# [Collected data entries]
════════════════
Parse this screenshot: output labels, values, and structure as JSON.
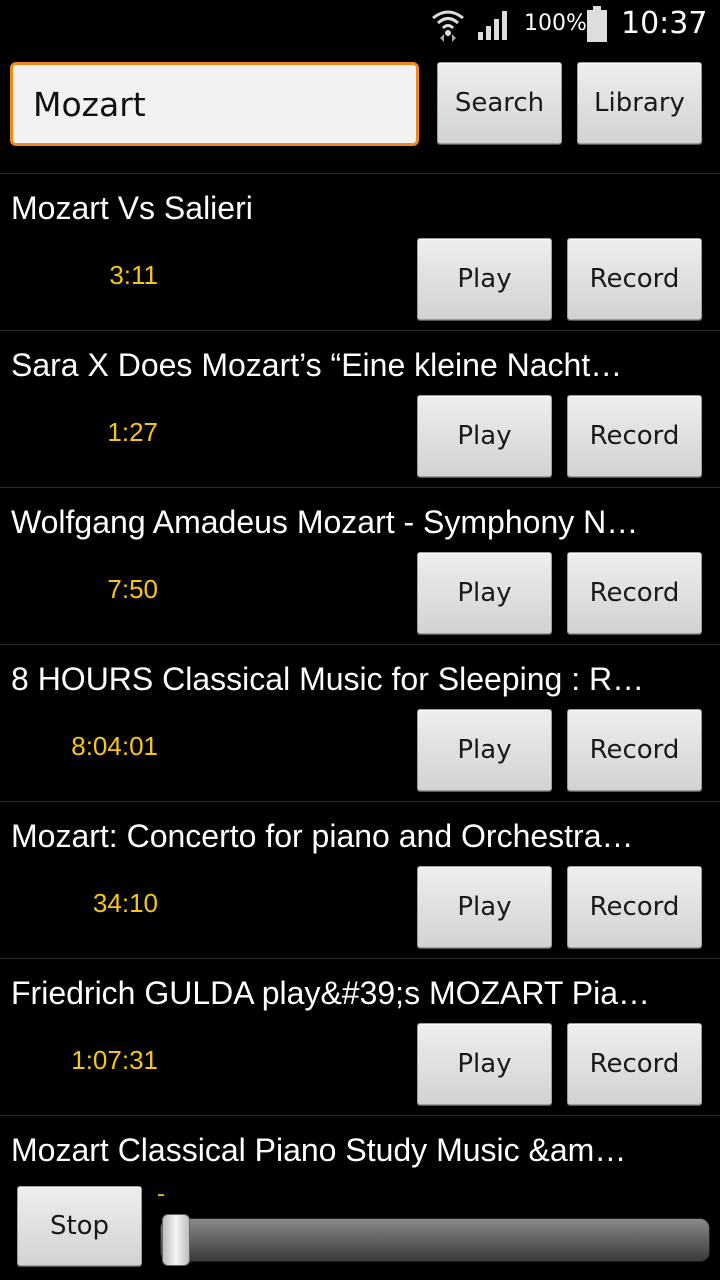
{
  "status_bar": {
    "battery": "100%",
    "time": "10:37"
  },
  "search": {
    "value": "Mozart",
    "search_label": "Search",
    "library_label": "Library"
  },
  "results": [
    {
      "title": "Mozart Vs Salieri",
      "duration": "3:11",
      "play_label": "Play",
      "record_label": "Record"
    },
    {
      "title": "Sara X Does Mozart’s  “Eine kleine Nacht…",
      "duration": "1:27",
      "play_label": "Play",
      "record_label": "Record"
    },
    {
      "title": "Wolfgang Amadeus Mozart - Symphony N…",
      "duration": "7:50",
      "play_label": "Play",
      "record_label": "Record"
    },
    {
      "title": "8 HOURS Classical Music for Sleeping : R…",
      "duration": "8:04:01",
      "play_label": "Play",
      "record_label": "Record"
    },
    {
      "title": "Mozart: Concerto for piano and Orchestra…",
      "duration": "34:10",
      "play_label": "Play",
      "record_label": "Record"
    },
    {
      "title": "Friedrich GULDA play&#39;s MOZART Pia…",
      "duration": "1:07:31",
      "play_label": "Play",
      "record_label": "Record"
    },
    {
      "title": "Mozart Classical Piano Study Music &am…"
    }
  ],
  "player": {
    "stop_label": "Stop",
    "position_label": "-",
    "progress": 0
  }
}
════════════════
# [SHORT PROBLEM]
In your copy, leave out the pictures and reproduce the material above exactly.

# [SOLUTION TO THE EXERCISE]
Parse this screenshot: output labels, values, and structure as JSON.
{
  "status_bar": {
    "battery": "100%",
    "time": "10:37"
  },
  "search": {
    "value": "Mozart",
    "search_label": "Search",
    "library_label": "Library"
  },
  "results": [
    {
      "title": "Mozart Vs Salieri",
      "duration": "3:11",
      "play_label": "Play",
      "record_label": "Record"
    },
    {
      "title": "Sara X Does Mozart’s  “Eine kleine Nacht…",
      "duration": "1:27",
      "play_label": "Play",
      "record_label": "Record"
    },
    {
      "title": "Wolfgang Amadeus Mozart - Symphony N…",
      "duration": "7:50",
      "play_label": "Play",
      "record_label": "Record"
    },
    {
      "title": "8 HOURS Classical Music for Sleeping : R…",
      "duration": "8:04:01",
      "play_label": "Play",
      "record_label": "Record"
    },
    {
      "title": "Mozart: Concerto for piano and Orchestra…",
      "duration": "34:10",
      "play_label": "Play",
      "record_label": "Record"
    },
    {
      "title": "Friedrich GULDA play&#39;s MOZART Pia…",
      "duration": "1:07:31",
      "play_label": "Play",
      "record_label": "Record"
    },
    {
      "title": "Mozart Classical Piano Study Music &am…"
    }
  ],
  "player": {
    "stop_label": "Stop",
    "position_label": "-",
    "progress": 0
  }
}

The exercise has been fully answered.